## Documento

* * * * * * *

Em cinebiografia de Descartes, Rossellini fala para iniciados

UIRÁ MACHADO
COORDENADOR DE ARTIGOS E EVENTOS

"Penso, logo existo" é a frase mais famosa do filósofo francês René Descartes (1596-1650), mas o cineasta italiano Roberto Rossellini (1906-1977) escolheu outra, bem menos difundida, para conduzir a cinebiografia do pensador: "A ciência me impediu de viver a vida".
A afirmação dramática, até surpreendente para os que se acostumaram a associar o cartesianismo à primazia da razão, faz parte da sequência final de "Descartes" ("Cartesius", no original), o quarto longa sobre filósofos que o mestre do neorrealismo italiano filmou para a TV na década de 70, no final da carreira (completam a tetralogia "Sócrates", "Blaise Pascal" e "Agostinho de Hipona").
O Descartes que Rossellini apresentou ao público da Itália em 1974 chega agora ao Brasil em um DVD essencial para os interessados em filosofia.
Com base nas obras e na vasta correspondência do filósofo, o filme mostra dois aspectos em geral pouco abordados quando se fala desse pensador francês: seu lado humano, com dúvidas, angústias, medos e paixões, e o fato de ele ser um produto de seu tempo.
Não que o brilhantismo individual de Descartes não esteja lá. O filme "acompanha" três décadas da vida do pensador e expõe sua genialidade em diversas áreas -matemática, física, filosofia-, assim como seu profundo interesse pelas novas ciências, sua inquietação intelectual desde a juventude e a admiração que sua inteligência provocava nos interlocutores.
Mas o que Rossellini procura enfatizar é o contexto em que Descartes viveu. Desde a primeira cena, ele aparece rodeado de pessoas que debatem as teses de Nicolau Copérnico (1473-1543) e Galileu Galilei (1564-1642) acerca da mobilidade da Terra e do heliocentrismo ou que fazem experiências contrárias ao consenso "científico" da filosofia aristotélica.

* * * * * * *

## Registros armazenados

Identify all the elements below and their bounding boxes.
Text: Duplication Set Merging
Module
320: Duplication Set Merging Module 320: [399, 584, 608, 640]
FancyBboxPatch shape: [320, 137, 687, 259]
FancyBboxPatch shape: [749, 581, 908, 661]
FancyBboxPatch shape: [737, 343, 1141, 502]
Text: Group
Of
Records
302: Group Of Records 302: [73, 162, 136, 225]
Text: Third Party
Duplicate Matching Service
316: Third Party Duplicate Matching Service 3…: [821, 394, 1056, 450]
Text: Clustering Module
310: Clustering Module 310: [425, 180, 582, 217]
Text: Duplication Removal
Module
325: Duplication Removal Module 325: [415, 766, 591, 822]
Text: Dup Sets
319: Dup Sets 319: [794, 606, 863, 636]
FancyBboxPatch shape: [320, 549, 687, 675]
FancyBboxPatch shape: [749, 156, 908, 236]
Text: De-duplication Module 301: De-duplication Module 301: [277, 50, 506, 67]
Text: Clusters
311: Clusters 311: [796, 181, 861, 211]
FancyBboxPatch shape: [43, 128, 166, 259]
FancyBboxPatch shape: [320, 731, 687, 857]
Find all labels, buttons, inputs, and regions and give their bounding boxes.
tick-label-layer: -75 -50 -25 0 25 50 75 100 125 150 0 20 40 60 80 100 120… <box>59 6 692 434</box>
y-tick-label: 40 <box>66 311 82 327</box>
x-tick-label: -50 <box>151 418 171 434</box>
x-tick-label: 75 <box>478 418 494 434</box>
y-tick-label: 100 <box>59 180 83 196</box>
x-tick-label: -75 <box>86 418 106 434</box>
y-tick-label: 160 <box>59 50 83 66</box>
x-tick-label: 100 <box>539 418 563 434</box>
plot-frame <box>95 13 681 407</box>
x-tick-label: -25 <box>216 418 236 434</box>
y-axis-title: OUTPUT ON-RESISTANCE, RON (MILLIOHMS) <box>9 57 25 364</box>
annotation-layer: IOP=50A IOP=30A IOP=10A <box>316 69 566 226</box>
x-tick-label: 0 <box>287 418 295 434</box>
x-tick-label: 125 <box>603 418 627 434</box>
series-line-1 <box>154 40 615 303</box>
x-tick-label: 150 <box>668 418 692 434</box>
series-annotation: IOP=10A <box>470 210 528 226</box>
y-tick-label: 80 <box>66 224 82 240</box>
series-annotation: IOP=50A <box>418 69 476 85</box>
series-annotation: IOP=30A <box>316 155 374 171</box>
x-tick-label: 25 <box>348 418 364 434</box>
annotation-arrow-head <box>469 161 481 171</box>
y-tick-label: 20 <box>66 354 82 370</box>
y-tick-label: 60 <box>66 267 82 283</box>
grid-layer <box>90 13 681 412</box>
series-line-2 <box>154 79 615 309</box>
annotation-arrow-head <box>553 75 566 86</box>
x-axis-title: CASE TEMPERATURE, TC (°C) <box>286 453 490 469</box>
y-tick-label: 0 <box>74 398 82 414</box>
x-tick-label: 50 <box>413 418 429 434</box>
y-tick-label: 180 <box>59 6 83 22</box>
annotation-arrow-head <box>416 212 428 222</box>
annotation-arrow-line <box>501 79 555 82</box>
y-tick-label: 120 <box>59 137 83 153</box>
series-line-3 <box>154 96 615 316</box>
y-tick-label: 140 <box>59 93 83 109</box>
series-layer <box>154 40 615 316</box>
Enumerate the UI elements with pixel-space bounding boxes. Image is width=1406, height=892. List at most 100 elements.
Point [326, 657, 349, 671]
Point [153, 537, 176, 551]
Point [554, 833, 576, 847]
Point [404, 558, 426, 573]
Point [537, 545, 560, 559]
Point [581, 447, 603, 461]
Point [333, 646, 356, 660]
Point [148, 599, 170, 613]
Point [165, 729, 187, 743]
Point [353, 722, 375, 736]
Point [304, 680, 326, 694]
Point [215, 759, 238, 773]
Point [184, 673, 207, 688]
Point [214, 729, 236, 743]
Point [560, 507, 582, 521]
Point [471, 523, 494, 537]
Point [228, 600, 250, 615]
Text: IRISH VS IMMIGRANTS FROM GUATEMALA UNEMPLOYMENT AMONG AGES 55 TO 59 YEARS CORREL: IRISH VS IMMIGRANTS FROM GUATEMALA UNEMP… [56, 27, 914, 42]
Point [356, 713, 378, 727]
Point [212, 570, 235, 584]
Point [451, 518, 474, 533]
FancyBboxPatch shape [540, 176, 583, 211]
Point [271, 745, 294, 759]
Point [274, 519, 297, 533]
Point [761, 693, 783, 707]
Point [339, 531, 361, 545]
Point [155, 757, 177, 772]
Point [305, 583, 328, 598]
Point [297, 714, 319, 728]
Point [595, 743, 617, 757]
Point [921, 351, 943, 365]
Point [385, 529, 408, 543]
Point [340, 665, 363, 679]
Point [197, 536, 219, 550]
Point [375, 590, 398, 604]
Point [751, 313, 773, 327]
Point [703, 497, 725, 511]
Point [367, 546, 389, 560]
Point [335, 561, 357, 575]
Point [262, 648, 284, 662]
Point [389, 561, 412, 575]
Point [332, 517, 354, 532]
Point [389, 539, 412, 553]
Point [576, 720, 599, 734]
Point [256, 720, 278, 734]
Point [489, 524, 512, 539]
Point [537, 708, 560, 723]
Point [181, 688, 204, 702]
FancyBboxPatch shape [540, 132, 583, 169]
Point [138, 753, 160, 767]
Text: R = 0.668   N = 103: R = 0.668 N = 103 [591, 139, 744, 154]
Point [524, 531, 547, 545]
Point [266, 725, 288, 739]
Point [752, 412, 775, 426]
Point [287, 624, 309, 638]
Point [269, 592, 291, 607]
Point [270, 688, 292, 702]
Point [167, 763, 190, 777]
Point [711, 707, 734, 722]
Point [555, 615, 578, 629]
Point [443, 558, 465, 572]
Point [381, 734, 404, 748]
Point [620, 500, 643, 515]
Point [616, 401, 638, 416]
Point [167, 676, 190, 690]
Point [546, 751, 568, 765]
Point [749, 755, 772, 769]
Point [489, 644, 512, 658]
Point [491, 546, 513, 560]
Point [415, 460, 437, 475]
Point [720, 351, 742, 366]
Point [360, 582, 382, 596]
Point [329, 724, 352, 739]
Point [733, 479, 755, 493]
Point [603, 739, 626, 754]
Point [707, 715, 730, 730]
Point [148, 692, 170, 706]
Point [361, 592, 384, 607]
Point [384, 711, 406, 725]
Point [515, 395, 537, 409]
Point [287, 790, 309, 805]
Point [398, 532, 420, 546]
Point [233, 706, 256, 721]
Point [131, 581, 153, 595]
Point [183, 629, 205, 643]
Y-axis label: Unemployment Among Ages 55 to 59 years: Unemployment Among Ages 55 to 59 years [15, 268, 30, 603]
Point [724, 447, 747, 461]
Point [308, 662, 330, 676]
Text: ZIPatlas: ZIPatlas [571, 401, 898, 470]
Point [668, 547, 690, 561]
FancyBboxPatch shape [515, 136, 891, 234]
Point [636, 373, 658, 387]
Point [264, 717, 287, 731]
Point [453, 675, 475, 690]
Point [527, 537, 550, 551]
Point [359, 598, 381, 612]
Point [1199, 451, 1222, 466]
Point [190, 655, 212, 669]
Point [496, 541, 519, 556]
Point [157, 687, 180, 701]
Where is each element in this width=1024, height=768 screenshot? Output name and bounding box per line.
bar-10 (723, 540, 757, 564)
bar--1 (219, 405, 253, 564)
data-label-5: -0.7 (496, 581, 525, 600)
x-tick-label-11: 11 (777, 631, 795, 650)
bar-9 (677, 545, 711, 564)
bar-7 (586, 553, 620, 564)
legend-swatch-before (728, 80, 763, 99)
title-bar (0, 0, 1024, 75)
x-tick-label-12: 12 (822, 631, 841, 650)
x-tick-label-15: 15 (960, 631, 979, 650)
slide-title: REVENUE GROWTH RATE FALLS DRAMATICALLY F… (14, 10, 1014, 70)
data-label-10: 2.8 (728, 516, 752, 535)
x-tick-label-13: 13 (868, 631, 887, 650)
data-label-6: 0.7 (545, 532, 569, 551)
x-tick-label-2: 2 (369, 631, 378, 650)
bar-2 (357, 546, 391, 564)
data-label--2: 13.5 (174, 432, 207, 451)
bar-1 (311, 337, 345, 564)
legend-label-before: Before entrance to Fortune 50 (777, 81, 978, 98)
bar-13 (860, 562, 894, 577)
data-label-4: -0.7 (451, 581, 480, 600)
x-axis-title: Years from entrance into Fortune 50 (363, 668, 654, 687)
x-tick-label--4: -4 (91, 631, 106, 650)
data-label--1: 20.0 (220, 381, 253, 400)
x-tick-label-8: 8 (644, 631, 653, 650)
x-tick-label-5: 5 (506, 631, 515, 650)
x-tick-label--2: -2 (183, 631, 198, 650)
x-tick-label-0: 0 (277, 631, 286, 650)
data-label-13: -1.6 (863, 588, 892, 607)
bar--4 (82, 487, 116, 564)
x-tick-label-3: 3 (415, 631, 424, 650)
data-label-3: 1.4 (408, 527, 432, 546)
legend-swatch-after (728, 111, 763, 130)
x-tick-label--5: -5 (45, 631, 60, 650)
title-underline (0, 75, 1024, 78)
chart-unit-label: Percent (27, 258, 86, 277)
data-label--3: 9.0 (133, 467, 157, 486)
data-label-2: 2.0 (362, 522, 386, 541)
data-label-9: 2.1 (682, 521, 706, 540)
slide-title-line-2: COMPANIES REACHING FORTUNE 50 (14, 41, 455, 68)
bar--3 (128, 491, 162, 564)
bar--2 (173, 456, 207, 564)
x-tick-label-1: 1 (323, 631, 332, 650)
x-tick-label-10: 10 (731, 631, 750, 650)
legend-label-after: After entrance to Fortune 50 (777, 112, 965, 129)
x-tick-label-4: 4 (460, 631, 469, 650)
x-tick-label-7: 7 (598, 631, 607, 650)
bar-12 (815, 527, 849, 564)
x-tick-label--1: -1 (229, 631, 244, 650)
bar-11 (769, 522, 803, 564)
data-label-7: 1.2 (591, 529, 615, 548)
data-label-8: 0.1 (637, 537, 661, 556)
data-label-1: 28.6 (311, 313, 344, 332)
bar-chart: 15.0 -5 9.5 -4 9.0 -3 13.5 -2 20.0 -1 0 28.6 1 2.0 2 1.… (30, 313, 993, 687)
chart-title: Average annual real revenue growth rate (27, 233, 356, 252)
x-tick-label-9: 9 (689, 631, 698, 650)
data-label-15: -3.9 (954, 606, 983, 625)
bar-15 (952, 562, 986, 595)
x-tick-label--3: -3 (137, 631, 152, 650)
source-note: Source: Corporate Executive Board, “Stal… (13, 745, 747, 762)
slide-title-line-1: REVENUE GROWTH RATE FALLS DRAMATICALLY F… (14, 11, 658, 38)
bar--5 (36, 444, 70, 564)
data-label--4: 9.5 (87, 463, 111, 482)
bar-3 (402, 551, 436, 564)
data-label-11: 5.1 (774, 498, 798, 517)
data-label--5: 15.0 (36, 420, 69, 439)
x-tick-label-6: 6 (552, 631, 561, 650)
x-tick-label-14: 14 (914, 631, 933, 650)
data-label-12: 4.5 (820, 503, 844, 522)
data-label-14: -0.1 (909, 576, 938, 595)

* * * * * * *

## Exercício breve 1
Liste todas as pessoas que o artigo apresenta com os anos de nascimento e morte entre parênteses e indique esses anos.
## Exercício breve 2
Reproduza o trecho do artigo que vai de "O Descartes que" até "provocava nos interlocutores.", inclusive.

## Resolução detalhada 1
- René Descartes (1596-1650)
- Roberto Rossellini (1906-1977)
- Nicolau Copérnico (1473-1543)
- Galileu Galilei (1564-1642)

## Resolução detalhada 2
O Descartes que Rossellini apresentou ao público da Itália em 1974 chega agora ao Brasil em um DVD essencial para os interessados em filosofia.
Com base nas obras e na vasta correspondência do filósofo, o filme mostra dois aspectos em geral pouco abordados quando se fala desse pensador francês: seu lado humano, com dúvidas, angústias, medos e paixões, e o fato de ele ser um produto de seu tempo.
Não que o brilhantismo individual de Descartes não esteja lá. O filme "acompanha" três décadas da vida do pensador e expõe sua genialidade em diversas áreas -matemática, física, filosofia-, assim como seu profundo interesse pelas novas ciências, sua inquietação intelectual desde a juventude e a admiração que sua inteligência provocava nos interlocutores.